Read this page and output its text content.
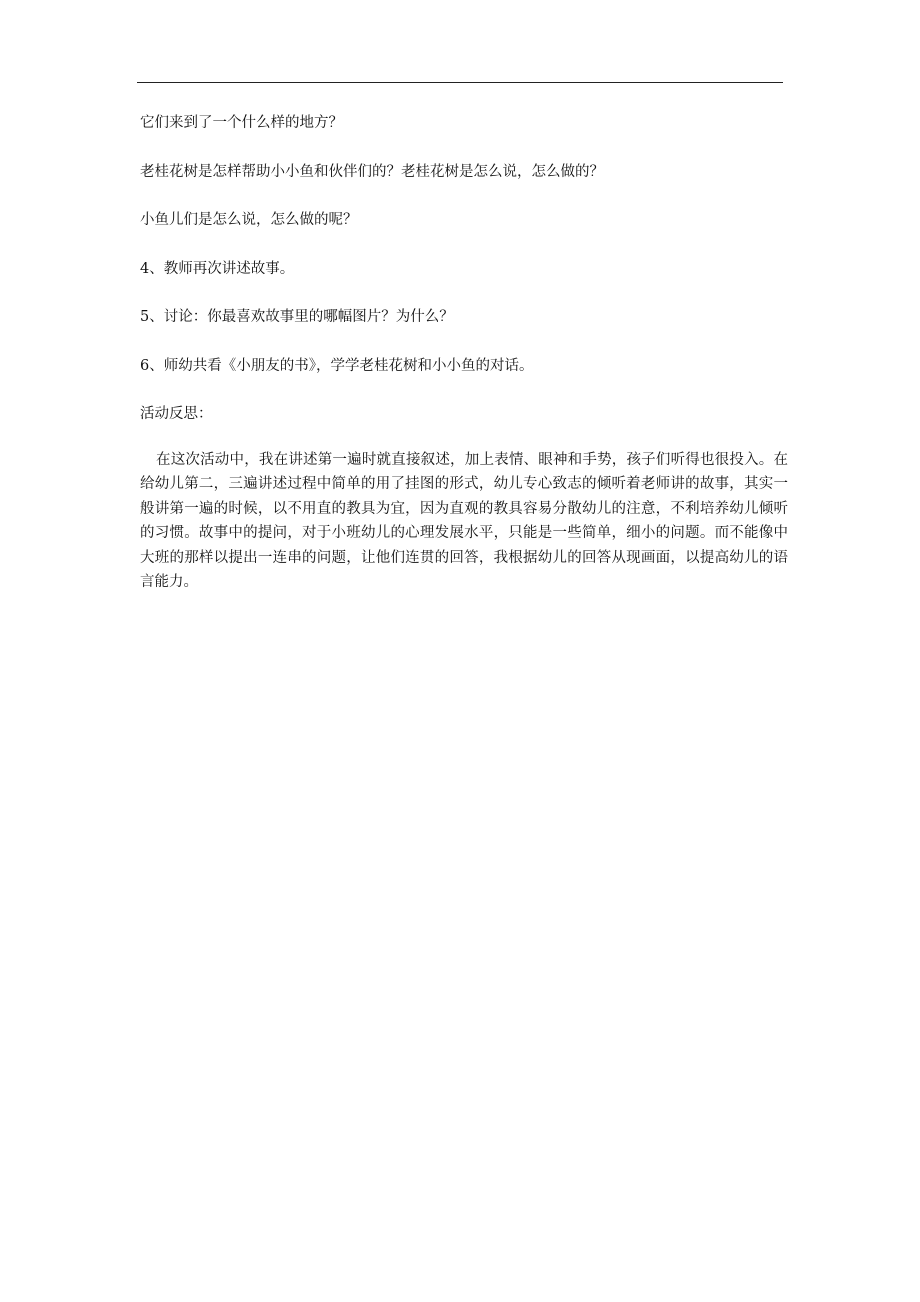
它们来到了一个什么样的地方？

老桂花树是怎样帮助小小鱼和伙伴们的？老桂花树是怎么说，怎么做的？

小鱼儿们是怎么说，怎么做的呢？

4、教师再次讲述故事。

5、讨论：你最喜欢故事里的哪幅图片？为什么？

6、师幼共看《小朋友的书》，学学老桂花树和小小鱼的对话。

活动反思：

在这次活动中，我在讲述第一遍时就直接叙述，加上表情、眼神和手势，孩子们听得也很投入。在给幼儿第二，三遍讲述过程中简单的用了挂图的形式，幼儿专心致志的倾听着老师讲的故事，其实一般讲第一遍的时候，以不用直的教具为宜，因为直观的教具容易分散幼儿的注意，不利培养幼儿倾听的习惯。故事中的提问，对于小班幼儿的心理发展水平，只能是一些简单，细小的问题。而不能像中大班的那样以提出一连串的问题，让他们连贯的回答，我根据幼儿的回答从现画面，以提高幼儿的语言能力。
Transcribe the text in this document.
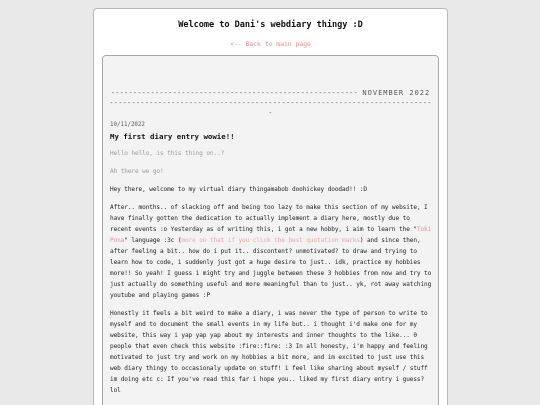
Welcome to Dani's webdiary thingy :D
<-- Back to main page
-------------------------------------------------------- NOVEMBER 2022 --------------------------------------------------------------------------
10/11/2022
My first diary entry wowie!!
Hello hello, is this thing on..?
Ah there we go!
Hey there, welcome to my virtual diary thingamabob doohickey doodad!! :D
After.. months.. of slacking off and being too lazy to make this section of my website, I have finally gotten the dedication to actually implement a diary here, mostly due to recent events :o Yesterday as of writing this, i got a new hobby, i aim to learn the "Toki Pona" language :3c (more on that if you click the best quotation marks) and since then, after feeling a bit.. how do i put it.. discontent? unmotivated? to draw and trying to learn how to code, i suddenly just got a huge desire to just.. idk, practice my hobbies more!! So yeah! I guess i might try and juggle between these 3 hobbies from now and try to just actually do something useful and more meaningful than to just.. yk, rot away watching youtube and playing games :P
Honestly it feels a bit weird to make a diary, i was never the type of person to write to myself and to document the small events in my life but.. i thought i'd make one for my website, this way i yap yap yap about my interests and inner thoughts to the like... 0 people that even check this website :fire::fire: :3 In all honesty, i'm happy and feeling motivated to just try and work on my hobbies a bit more, and im excited to just use this web diary thingy to occasionaly update on stuff! i feel like sharing about myself / stuff im doing etc c: If you've read this far i hope you.. liked my first diary entry i guess? lol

- _WRITTEN PROBLEM_
Keep every word of the data as it is when you write it out, but drop the pictures.

- _RESULT_
Read this page and output its text content.
它们来到了一个什么样的地方？

老桂花树是怎样帮助小小鱼和伙伴们的？老桂花树是怎么说，怎么做的？

小鱼儿们是怎么说，怎么做的呢？

4、教师再次讲述故事。

5、讨论：你最喜欢故事里的哪幅图片？为什么？

6、师幼共看《小朋友的书》，学学老桂花树和小小鱼的对话。

活动反思：

在这次活动中，我在讲述第一遍时就直接叙述，加上表情、眼神和手势，孩子们听得也很投入。在给幼儿第二，三遍讲述过程中简单的用了挂图的形式，幼儿专心致志的倾听着老师讲的故事，其实一般讲第一遍的时候，以不用直的教具为宜，因为直观的教具容易分散幼儿的注意，不利培养幼儿倾听的习惯。故事中的提问，对于小班幼儿的心理发展水平，只能是一些简单，细小的问题。而不能像中大班的那样以提出一连串的问题，让他们连贯的回答，我根据幼儿的回答从现画面，以提高幼儿的语言能力。
Transcribe the text in this document.
Welcome to Dani's webdiary thingy :D
<-- Back to main page
-------------------------------------------------------- NOVEMBER 2022 --------------------------------------------------------------------------
10/11/2022
My first diary entry wowie!!
Hello hello, is this thing on..?
Ah there we go!
Hey there, welcome to my virtual diary thingamabob doohickey doodad!! :D
After.. months.. of slacking off and being too lazy to make this section of my website, I have finally gotten the dedication to actually implement a diary here, mostly due to recent events :o Yesterday as of writing this, i got a new hobby, i aim to learn the "Toki Pona" language :3c (more on that if you click the best quotation marks) and since then, after feeling a bit.. how do i put it.. discontent? unmotivated? to draw and trying to learn how to code, i suddenly just got a huge desire to just.. idk, practice my hobbies more!! So yeah! I guess i might try and juggle between these 3 hobbies from now and try to just actually do something useful and more meaningful than to just.. yk, rot away watching youtube and playing games :P
Honestly it feels a bit weird to make a diary, i was never the type of person to write to myself and to document the small events in my life but.. i thought i'd make one for my website, this way i yap yap yap about my interests and inner thoughts to the like... 0 people that even check this website :fire::fire: :3 In all honesty, i'm happy and feeling motivated to just try and work on my hobbies a bit more, and im excited to just use this web diary thingy to occasionaly update on stuff! i feel like sharing about myself / stuff im doing etc c: If you've read this far i hope you.. liked my first diary entry i guess? lol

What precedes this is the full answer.